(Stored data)
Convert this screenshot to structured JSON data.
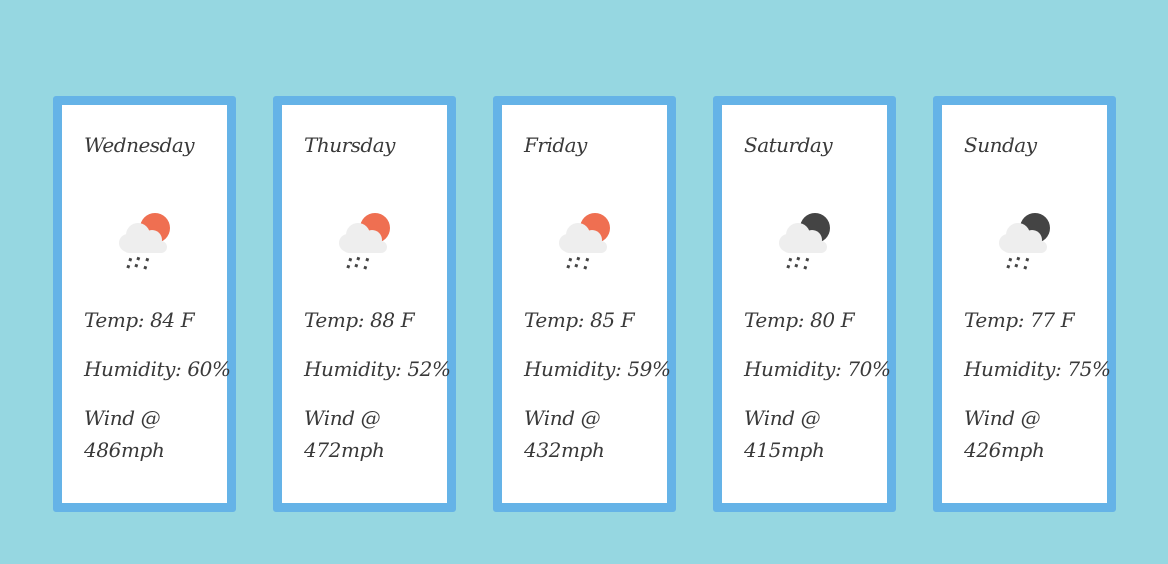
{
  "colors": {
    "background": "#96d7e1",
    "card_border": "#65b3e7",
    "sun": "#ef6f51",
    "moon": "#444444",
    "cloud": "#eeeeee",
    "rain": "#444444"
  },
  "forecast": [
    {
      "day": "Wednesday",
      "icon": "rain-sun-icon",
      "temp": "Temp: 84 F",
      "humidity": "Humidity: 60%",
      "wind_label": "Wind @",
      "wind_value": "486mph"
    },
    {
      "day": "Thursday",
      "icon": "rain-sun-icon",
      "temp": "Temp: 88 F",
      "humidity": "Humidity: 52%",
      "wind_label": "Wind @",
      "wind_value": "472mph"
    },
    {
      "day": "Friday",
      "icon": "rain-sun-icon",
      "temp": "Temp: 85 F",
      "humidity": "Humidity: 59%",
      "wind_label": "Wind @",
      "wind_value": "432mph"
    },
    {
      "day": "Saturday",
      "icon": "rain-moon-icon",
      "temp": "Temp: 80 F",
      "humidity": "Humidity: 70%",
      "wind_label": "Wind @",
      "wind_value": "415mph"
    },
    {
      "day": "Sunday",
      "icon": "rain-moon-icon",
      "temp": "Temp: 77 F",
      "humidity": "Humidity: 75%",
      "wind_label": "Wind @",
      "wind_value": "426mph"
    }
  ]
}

--

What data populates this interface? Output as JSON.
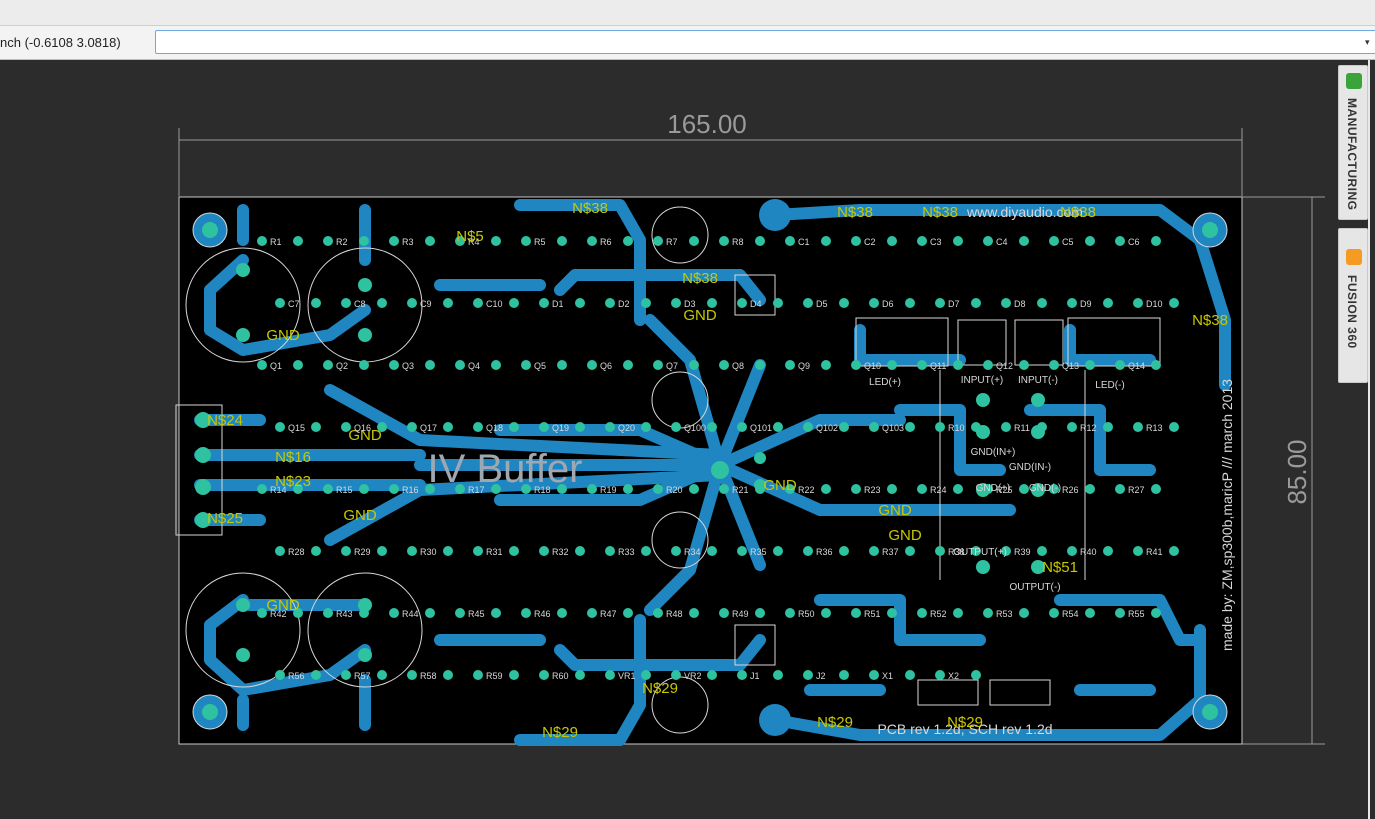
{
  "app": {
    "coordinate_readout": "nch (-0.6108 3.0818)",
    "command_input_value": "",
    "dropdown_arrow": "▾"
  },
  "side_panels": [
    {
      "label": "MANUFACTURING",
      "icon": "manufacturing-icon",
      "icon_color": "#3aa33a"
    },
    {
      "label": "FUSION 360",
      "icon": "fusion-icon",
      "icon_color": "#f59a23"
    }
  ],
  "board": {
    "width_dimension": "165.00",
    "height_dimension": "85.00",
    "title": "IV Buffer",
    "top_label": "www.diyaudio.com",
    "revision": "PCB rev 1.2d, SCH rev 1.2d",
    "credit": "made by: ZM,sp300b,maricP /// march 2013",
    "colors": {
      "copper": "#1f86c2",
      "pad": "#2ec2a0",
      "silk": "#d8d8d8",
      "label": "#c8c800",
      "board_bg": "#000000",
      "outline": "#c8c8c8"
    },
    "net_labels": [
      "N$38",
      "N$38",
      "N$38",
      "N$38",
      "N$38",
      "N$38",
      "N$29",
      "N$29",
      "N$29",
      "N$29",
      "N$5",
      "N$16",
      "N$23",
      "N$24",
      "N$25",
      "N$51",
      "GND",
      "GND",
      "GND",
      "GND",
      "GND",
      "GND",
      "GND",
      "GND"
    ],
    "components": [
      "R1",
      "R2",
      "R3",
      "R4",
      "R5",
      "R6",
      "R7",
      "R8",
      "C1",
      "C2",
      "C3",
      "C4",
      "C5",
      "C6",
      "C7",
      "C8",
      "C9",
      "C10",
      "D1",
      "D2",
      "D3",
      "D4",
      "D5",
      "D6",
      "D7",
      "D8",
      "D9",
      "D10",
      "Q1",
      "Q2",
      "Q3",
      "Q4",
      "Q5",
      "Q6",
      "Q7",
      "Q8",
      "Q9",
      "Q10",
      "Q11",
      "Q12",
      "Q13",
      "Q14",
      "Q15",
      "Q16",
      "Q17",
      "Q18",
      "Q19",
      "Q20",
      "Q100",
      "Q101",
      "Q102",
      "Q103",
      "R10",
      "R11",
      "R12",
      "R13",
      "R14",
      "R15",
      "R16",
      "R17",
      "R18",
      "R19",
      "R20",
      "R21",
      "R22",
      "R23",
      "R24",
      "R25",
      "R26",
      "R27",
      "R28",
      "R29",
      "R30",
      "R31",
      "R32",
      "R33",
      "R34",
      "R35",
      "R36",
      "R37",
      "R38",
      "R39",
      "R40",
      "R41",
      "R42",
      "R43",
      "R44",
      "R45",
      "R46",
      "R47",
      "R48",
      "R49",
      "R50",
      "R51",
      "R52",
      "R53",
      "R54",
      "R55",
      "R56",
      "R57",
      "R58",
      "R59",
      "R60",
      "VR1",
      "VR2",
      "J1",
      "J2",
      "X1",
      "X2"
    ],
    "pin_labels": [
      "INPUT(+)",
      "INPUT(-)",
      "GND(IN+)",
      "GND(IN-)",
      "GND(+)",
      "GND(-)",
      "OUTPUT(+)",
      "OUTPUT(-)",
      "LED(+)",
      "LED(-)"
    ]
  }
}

* * *

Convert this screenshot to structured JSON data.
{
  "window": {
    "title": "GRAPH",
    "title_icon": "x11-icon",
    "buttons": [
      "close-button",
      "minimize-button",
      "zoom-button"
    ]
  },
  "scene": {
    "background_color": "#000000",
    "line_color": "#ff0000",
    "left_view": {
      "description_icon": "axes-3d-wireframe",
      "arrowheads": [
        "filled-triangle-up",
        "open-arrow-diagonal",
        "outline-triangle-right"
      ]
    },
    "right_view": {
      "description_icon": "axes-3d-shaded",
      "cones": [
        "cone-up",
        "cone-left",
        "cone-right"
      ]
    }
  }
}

> Exercise directions
Count the lines above that contain the word "outline". Give only the number.

> Result
2